WHAT NEEDS TO BE DONE >> Copy out all the lines in the records that include the word "行为面试题".

______________________________

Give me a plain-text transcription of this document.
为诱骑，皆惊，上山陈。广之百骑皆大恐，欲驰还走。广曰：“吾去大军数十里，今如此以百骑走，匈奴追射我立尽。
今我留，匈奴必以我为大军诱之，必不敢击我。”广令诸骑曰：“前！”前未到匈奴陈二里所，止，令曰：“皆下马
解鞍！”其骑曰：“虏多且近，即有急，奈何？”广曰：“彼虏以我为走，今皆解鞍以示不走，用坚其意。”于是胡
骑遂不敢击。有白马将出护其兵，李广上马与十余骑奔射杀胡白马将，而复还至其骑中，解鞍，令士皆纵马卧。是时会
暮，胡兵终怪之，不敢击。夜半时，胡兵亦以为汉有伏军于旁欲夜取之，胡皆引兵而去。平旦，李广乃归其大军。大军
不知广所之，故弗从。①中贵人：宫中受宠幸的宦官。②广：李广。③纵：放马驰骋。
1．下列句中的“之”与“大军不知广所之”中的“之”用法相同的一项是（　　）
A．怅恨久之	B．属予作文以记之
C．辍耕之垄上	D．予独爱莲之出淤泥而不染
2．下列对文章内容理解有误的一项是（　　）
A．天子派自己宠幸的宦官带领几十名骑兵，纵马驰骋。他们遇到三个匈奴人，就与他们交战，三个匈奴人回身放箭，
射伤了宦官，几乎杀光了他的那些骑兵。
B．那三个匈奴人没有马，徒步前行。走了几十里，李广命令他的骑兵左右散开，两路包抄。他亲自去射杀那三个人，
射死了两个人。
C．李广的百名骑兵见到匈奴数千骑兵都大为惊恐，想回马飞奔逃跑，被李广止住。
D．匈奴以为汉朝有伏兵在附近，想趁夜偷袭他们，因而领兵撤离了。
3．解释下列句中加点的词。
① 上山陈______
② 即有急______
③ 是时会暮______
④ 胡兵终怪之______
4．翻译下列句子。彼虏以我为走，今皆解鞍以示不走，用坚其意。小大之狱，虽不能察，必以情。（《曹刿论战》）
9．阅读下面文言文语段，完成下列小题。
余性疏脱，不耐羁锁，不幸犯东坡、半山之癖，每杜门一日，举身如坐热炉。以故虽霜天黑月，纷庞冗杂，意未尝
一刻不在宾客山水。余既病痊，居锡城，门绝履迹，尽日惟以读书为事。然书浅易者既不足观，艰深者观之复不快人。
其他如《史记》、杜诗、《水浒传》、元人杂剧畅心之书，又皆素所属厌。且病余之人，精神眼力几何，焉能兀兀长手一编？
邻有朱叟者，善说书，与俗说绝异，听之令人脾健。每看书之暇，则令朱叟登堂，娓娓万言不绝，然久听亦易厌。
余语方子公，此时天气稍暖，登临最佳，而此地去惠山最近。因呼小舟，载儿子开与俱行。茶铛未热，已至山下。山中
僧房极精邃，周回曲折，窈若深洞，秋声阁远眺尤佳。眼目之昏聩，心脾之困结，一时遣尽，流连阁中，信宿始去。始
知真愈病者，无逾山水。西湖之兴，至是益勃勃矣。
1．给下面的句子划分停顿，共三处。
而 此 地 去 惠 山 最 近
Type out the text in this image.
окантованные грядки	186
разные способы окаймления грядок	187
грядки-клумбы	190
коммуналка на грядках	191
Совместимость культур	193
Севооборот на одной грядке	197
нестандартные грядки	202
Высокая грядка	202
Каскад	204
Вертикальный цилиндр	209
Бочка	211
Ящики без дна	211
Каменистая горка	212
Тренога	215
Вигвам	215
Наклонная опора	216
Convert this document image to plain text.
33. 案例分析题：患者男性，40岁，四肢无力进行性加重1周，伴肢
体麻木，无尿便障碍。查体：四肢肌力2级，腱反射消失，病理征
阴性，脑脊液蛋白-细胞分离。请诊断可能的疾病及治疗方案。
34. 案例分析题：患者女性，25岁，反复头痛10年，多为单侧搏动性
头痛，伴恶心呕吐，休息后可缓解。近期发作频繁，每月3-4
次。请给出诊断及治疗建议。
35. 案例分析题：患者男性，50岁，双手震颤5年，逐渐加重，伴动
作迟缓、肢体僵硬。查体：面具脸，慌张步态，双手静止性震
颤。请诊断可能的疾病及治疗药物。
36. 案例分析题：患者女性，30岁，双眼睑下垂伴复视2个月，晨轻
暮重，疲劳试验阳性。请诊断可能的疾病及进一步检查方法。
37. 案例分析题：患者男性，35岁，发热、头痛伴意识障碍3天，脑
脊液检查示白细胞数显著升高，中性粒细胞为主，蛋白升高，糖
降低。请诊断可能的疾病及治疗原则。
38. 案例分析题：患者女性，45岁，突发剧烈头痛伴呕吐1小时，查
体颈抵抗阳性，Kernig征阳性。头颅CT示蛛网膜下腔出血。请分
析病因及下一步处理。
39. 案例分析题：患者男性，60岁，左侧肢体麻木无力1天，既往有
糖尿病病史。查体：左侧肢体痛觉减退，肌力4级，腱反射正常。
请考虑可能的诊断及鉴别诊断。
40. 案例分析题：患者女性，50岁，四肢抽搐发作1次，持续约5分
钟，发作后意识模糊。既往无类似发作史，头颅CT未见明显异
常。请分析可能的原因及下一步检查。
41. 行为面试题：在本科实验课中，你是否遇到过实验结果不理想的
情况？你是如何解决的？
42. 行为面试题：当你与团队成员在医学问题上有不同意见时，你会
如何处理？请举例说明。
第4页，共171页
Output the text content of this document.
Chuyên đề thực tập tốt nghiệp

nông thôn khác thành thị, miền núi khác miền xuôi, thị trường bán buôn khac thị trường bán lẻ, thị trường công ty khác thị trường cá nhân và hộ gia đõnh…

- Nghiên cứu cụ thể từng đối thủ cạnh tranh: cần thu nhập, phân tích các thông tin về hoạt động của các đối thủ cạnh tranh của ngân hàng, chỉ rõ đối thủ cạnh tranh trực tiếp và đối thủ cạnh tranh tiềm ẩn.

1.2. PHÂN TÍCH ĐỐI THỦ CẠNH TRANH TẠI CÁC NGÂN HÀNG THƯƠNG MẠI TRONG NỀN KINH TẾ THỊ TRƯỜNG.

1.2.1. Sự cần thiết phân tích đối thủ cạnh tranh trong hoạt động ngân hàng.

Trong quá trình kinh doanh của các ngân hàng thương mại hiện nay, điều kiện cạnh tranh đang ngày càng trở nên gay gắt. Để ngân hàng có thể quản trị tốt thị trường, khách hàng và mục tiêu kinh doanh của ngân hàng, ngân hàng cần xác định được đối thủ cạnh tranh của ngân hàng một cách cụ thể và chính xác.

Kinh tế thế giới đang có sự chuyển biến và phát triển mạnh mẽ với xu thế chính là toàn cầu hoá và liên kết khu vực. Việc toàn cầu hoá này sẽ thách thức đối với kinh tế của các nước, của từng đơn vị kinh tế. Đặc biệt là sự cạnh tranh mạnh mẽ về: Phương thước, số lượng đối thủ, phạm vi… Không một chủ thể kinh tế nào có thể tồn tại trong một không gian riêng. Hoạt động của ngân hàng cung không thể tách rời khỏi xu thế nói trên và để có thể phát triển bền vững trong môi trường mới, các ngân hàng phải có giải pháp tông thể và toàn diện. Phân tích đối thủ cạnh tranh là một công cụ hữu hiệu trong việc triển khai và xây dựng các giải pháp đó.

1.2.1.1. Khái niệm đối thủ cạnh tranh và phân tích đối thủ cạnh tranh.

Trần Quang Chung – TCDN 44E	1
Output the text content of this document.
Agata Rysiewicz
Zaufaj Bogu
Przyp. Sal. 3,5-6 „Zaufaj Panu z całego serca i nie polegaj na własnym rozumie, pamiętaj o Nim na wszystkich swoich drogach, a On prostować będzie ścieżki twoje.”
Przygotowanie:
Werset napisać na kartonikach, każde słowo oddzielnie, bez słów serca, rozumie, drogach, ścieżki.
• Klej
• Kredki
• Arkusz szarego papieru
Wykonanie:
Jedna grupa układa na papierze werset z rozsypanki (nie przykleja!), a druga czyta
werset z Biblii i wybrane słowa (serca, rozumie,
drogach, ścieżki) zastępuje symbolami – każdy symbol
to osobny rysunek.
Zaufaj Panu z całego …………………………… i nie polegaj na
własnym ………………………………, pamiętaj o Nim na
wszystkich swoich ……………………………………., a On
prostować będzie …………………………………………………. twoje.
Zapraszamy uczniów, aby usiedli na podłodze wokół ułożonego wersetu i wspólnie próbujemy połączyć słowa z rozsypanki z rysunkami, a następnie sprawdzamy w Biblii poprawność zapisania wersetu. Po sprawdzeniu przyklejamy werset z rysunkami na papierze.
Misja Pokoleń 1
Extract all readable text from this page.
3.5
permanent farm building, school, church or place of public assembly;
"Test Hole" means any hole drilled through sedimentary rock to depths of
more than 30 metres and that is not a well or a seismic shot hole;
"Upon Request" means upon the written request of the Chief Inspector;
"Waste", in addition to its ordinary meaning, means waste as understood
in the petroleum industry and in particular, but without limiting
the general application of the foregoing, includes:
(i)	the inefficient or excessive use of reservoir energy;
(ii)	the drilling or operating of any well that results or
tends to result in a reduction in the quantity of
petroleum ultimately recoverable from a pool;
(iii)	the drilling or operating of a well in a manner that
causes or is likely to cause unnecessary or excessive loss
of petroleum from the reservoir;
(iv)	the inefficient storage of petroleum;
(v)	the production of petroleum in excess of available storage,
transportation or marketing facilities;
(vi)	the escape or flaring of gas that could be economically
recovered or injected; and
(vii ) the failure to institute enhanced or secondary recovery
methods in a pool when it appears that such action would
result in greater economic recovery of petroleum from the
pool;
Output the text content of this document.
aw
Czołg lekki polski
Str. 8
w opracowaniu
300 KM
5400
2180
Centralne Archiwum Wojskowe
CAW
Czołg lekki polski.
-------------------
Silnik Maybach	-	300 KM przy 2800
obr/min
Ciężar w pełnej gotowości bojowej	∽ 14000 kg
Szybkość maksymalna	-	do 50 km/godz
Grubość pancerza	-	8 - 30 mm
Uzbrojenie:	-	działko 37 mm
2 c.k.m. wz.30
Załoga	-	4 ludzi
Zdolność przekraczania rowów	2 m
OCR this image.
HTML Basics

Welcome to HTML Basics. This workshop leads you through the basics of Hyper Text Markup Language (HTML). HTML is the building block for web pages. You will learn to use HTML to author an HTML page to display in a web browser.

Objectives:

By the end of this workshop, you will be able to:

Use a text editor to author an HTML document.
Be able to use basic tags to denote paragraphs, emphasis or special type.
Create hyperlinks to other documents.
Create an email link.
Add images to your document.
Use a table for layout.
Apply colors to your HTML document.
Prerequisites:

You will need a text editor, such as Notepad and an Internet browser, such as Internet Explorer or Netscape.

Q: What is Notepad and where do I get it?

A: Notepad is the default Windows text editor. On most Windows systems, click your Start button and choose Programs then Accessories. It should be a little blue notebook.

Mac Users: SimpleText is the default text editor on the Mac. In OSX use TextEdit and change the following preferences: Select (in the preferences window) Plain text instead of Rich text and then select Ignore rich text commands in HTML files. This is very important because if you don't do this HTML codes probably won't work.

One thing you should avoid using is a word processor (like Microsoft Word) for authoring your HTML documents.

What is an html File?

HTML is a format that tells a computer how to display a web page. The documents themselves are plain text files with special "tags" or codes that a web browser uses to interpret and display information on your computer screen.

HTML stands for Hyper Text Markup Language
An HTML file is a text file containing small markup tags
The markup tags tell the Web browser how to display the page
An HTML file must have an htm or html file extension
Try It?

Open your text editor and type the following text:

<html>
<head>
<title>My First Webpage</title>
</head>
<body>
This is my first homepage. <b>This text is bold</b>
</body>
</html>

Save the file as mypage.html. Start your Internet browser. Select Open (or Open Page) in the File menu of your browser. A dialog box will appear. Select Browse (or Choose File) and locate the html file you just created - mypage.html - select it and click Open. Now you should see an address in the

______________________________

THE SOLUTION >>
41. 行为面试题：在本科实验课中，你是否遇到过实验结果不理想的
42. 行为面试题：当你与团队成员在医学问题上有不同意见时，你会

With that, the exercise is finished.